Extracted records
● ● ● ● ● ● ●

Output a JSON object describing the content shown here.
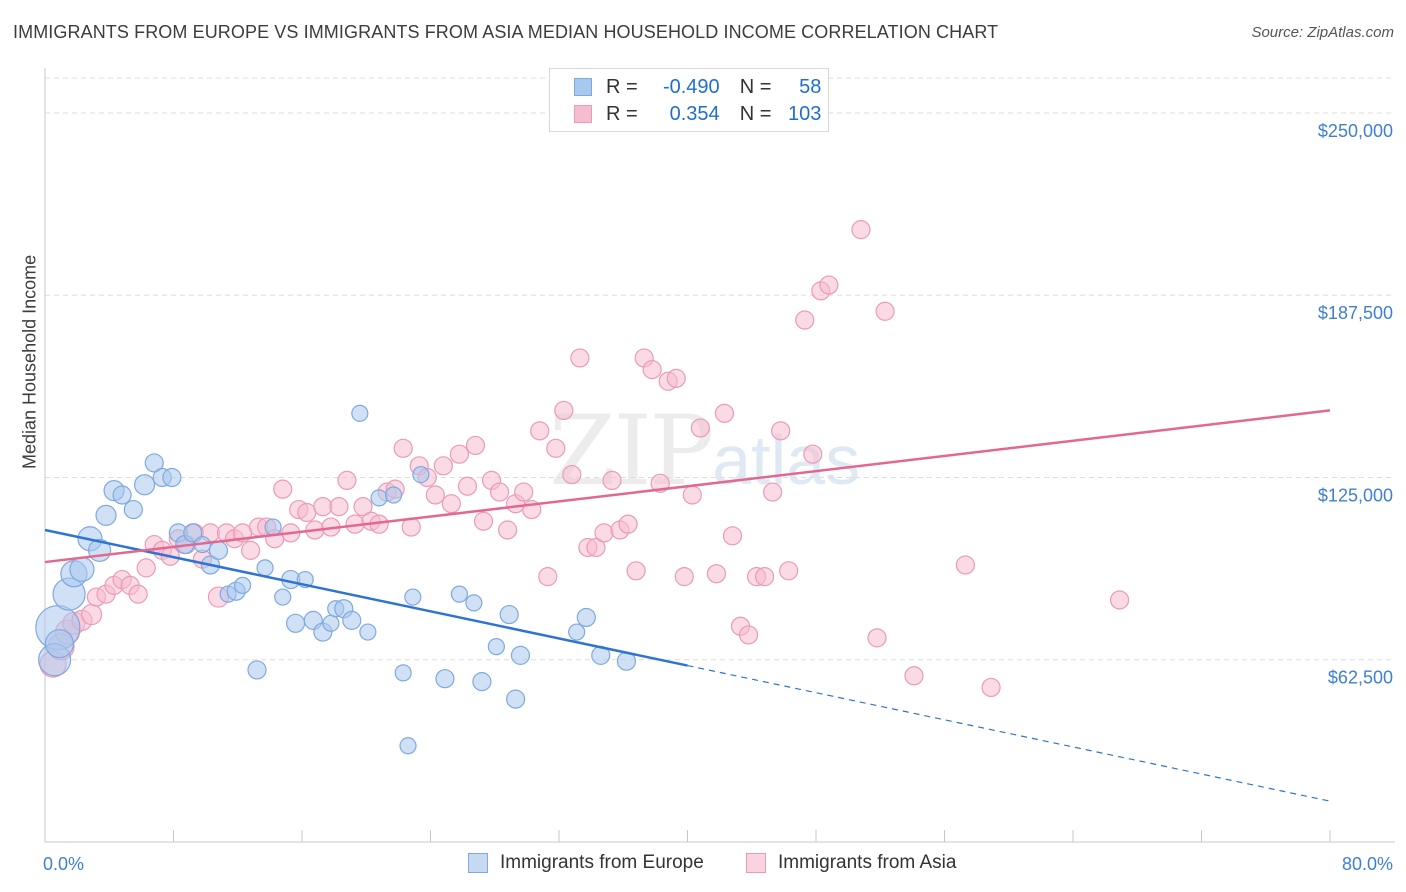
{
  "title": "IMMIGRANTS FROM EUROPE VS IMMIGRANTS FROM ASIA MEDIAN HOUSEHOLD INCOME CORRELATION CHART",
  "source": "Source: ZipAtlas.com",
  "watermark": {
    "zip": "ZIP",
    "atlas": "atlas"
  },
  "legend": {
    "rows": [
      {
        "r_label": "R =",
        "r_value": "-0.490",
        "n_label": "N =",
        "n_value": "58"
      },
      {
        "r_label": "R =",
        "r_value": "0.354",
        "n_label": "N =",
        "n_value": "103"
      }
    ]
  },
  "bottom_legend": [
    "Immigrants from Europe",
    "Immigrants from Asia"
  ],
  "colors": {
    "blue_fill": "#a9c8ee",
    "blue_stroke": "#7fa9de",
    "blue_line": "#2f74d0",
    "pink_fill": "#f6bcd0",
    "pink_stroke": "#ec9ab7",
    "pink_line": "#e3678f",
    "tick_label": "#3f7fd4",
    "grid": "#dddddd"
  },
  "chart_data": {
    "type": "scatter",
    "title": "IMMIGRANTS FROM EUROPE VS IMMIGRANTS FROM ASIA MEDIAN HOUSEHOLD INCOME CORRELATION CHART",
    "xlabel": "",
    "ylabel": "Median Household Income",
    "xlim": [
      0,
      80
    ],
    "ylim": [
      0,
      262000
    ],
    "x_tick_labels": [
      "0.0%",
      "80.0%"
    ],
    "y_ticks": [
      62500,
      125000,
      187500,
      250000
    ],
    "y_tick_labels": [
      "$62,500",
      "$125,000",
      "$187,500",
      "$250,000"
    ],
    "series": [
      {
        "name": "Immigrants from Europe",
        "r": -0.49,
        "n": 58,
        "trend": {
          "x0": 0,
          "y0": 107000,
          "x1": 40,
          "y1": 60500,
          "dash_to_x": 80,
          "dash_to_y": 14000
        },
        "points": [
          [
            0.8,
            73500,
            22
          ],
          [
            0.6,
            62500,
            16
          ],
          [
            0.9,
            68000,
            14
          ],
          [
            1.5,
            85000,
            16
          ],
          [
            1.8,
            92000,
            13
          ],
          [
            2.3,
            93500,
            12
          ],
          [
            2.8,
            104000,
            12
          ],
          [
            3.4,
            100000,
            11
          ],
          [
            3.8,
            112000,
            10
          ],
          [
            4.3,
            120500,
            10
          ],
          [
            4.8,
            119000,
            9
          ],
          [
            5.5,
            114000,
            9
          ],
          [
            6.2,
            122500,
            10
          ],
          [
            6.8,
            130000,
            9
          ],
          [
            7.3,
            125000,
            9
          ],
          [
            7.9,
            125000,
            9
          ],
          [
            8.3,
            106000,
            9
          ],
          [
            8.7,
            102000,
            9
          ],
          [
            9.2,
            106000,
            9
          ],
          [
            9.8,
            102000,
            8
          ],
          [
            10.3,
            95000,
            9
          ],
          [
            10.8,
            100000,
            9
          ],
          [
            11.4,
            85000,
            8
          ],
          [
            11.9,
            86000,
            9
          ],
          [
            12.3,
            88000,
            8
          ],
          [
            13.2,
            59000,
            9
          ],
          [
            13.7,
            94000,
            8
          ],
          [
            14.2,
            108000,
            8
          ],
          [
            14.8,
            84000,
            8
          ],
          [
            15.3,
            90000,
            9
          ],
          [
            15.6,
            75000,
            9
          ],
          [
            16.2,
            90000,
            8
          ],
          [
            16.7,
            76000,
            9
          ],
          [
            17.3,
            72000,
            9
          ],
          [
            17.8,
            75000,
            8
          ],
          [
            18.1,
            80000,
            8
          ],
          [
            18.6,
            80000,
            9
          ],
          [
            19.1,
            76000,
            9
          ],
          [
            19.6,
            147000,
            8
          ],
          [
            20.1,
            72000,
            8
          ],
          [
            20.8,
            118000,
            8
          ],
          [
            21.7,
            119000,
            8
          ],
          [
            22.3,
            58000,
            8
          ],
          [
            22.6,
            33000,
            8
          ],
          [
            22.9,
            84000,
            8
          ],
          [
            23.4,
            126000,
            8
          ],
          [
            24.9,
            56000,
            9
          ],
          [
            25.8,
            85000,
            8
          ],
          [
            26.7,
            82000,
            8
          ],
          [
            27.2,
            55000,
            9
          ],
          [
            28.1,
            67000,
            8
          ],
          [
            28.9,
            78000,
            9
          ],
          [
            29.3,
            49000,
            9
          ],
          [
            29.6,
            64000,
            9
          ],
          [
            33.1,
            72000,
            8
          ],
          [
            33.7,
            77000,
            9
          ],
          [
            34.6,
            64000,
            9
          ],
          [
            36.2,
            62000,
            9
          ]
        ]
      },
      {
        "name": "Immigrants from Asia",
        "r": 0.354,
        "n": 103,
        "trend": {
          "x0": 0,
          "y0": 96000,
          "x1": 80,
          "y1": 148000
        },
        "points": [
          [
            0.5,
            61000,
            13
          ],
          [
            1.0,
            67000,
            13
          ],
          [
            1.4,
            72000,
            12
          ],
          [
            1.8,
            75000,
            11
          ],
          [
            2.3,
            76000,
            10
          ],
          [
            2.9,
            78000,
            10
          ],
          [
            3.2,
            84000,
            9
          ],
          [
            3.8,
            85000,
            9
          ],
          [
            4.3,
            88000,
            9
          ],
          [
            4.8,
            90000,
            9
          ],
          [
            5.3,
            88000,
            9
          ],
          [
            5.8,
            85000,
            9
          ],
          [
            6.3,
            94000,
            9
          ],
          [
            6.8,
            102000,
            9
          ],
          [
            7.3,
            100000,
            9
          ],
          [
            7.8,
            98000,
            9
          ],
          [
            8.3,
            104000,
            9
          ],
          [
            8.8,
            102000,
            9
          ],
          [
            9.3,
            106000,
            9
          ],
          [
            9.8,
            97000,
            9
          ],
          [
            10.3,
            106000,
            9
          ],
          [
            10.8,
            84000,
            10
          ],
          [
            11.3,
            106000,
            9
          ],
          [
            11.8,
            104000,
            9
          ],
          [
            12.3,
            106000,
            9
          ],
          [
            12.8,
            100000,
            9
          ],
          [
            13.3,
            108000,
            9
          ],
          [
            13.8,
            108000,
            9
          ],
          [
            14.3,
            104000,
            9
          ],
          [
            14.8,
            121000,
            9
          ],
          [
            15.3,
            106000,
            9
          ],
          [
            15.8,
            114000,
            9
          ],
          [
            16.3,
            113000,
            9
          ],
          [
            16.8,
            107000,
            9
          ],
          [
            17.3,
            115000,
            9
          ],
          [
            17.8,
            108000,
            9
          ],
          [
            18.3,
            115000,
            9
          ],
          [
            18.8,
            124000,
            9
          ],
          [
            19.3,
            109000,
            9
          ],
          [
            19.8,
            115000,
            9
          ],
          [
            20.3,
            110000,
            9
          ],
          [
            20.8,
            109000,
            9
          ],
          [
            21.3,
            120000,
            9
          ],
          [
            21.8,
            121000,
            9
          ],
          [
            22.3,
            135000,
            9
          ],
          [
            22.8,
            108000,
            9
          ],
          [
            23.3,
            129000,
            9
          ],
          [
            23.8,
            125000,
            9
          ],
          [
            24.3,
            119000,
            9
          ],
          [
            24.8,
            129000,
            9
          ],
          [
            25.3,
            116000,
            9
          ],
          [
            25.8,
            133000,
            9
          ],
          [
            26.3,
            122000,
            9
          ],
          [
            26.8,
            136000,
            9
          ],
          [
            27.3,
            110000,
            9
          ],
          [
            27.8,
            124000,
            9
          ],
          [
            28.3,
            120000,
            9
          ],
          [
            28.8,
            107000,
            9
          ],
          [
            29.3,
            116000,
            9
          ],
          [
            29.8,
            120000,
            9
          ],
          [
            30.3,
            114000,
            9
          ],
          [
            30.8,
            141000,
            9
          ],
          [
            31.3,
            91000,
            9
          ],
          [
            31.8,
            135000,
            9
          ],
          [
            32.3,
            148000,
            9
          ],
          [
            32.8,
            126000,
            9
          ],
          [
            33.3,
            166000,
            9
          ],
          [
            33.8,
            101000,
            9
          ],
          [
            34.3,
            101000,
            9
          ],
          [
            34.8,
            106000,
            9
          ],
          [
            35.3,
            124000,
            9
          ],
          [
            35.8,
            107000,
            9
          ],
          [
            36.3,
            109000,
            9
          ],
          [
            36.8,
            93000,
            9
          ],
          [
            37.3,
            166000,
            9
          ],
          [
            37.8,
            162000,
            9
          ],
          [
            38.3,
            123000,
            9
          ],
          [
            38.8,
            158000,
            9
          ],
          [
            39.3,
            159000,
            9
          ],
          [
            39.8,
            91000,
            9
          ],
          [
            40.3,
            119000,
            9
          ],
          [
            40.8,
            142000,
            9
          ],
          [
            41.8,
            92000,
            9
          ],
          [
            42.3,
            147000,
            9
          ],
          [
            42.8,
            105000,
            9
          ],
          [
            43.3,
            74000,
            9
          ],
          [
            43.8,
            71000,
            9
          ],
          [
            44.3,
            91000,
            9
          ],
          [
            44.8,
            91000,
            9
          ],
          [
            45.3,
            120000,
            9
          ],
          [
            45.8,
            141000,
            9
          ],
          [
            46.3,
            93000,
            9
          ],
          [
            47.3,
            179000,
            9
          ],
          [
            47.8,
            133000,
            9
          ],
          [
            48.3,
            189000,
            9
          ],
          [
            48.8,
            191000,
            9
          ],
          [
            50.8,
            210000,
            9
          ],
          [
            51.8,
            70000,
            9
          ],
          [
            52.3,
            182000,
            9
          ],
          [
            54.1,
            57000,
            9
          ],
          [
            57.3,
            95000,
            9
          ],
          [
            58.9,
            53000,
            9
          ],
          [
            66.9,
            83000,
            9
          ]
        ]
      }
    ]
  }
}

● ● ● ● ● ● ●

- [WHAT TO DO] Where a line of the material above holds the string "title", copy that line.

- [FULL OUTPUT]
  "title": "IMMIGRANTS FROM EUROPE VS IMMIGRANTS FROM ASIA MEDIAN HOUSEHOLD INCOME CORRELATION CHART",
    "title": "IMMIGRANTS FROM EUROPE VS IMMIGRANTS FROM ASIA MEDIAN HOUSEHOLD INCOME CORRELATION CHART",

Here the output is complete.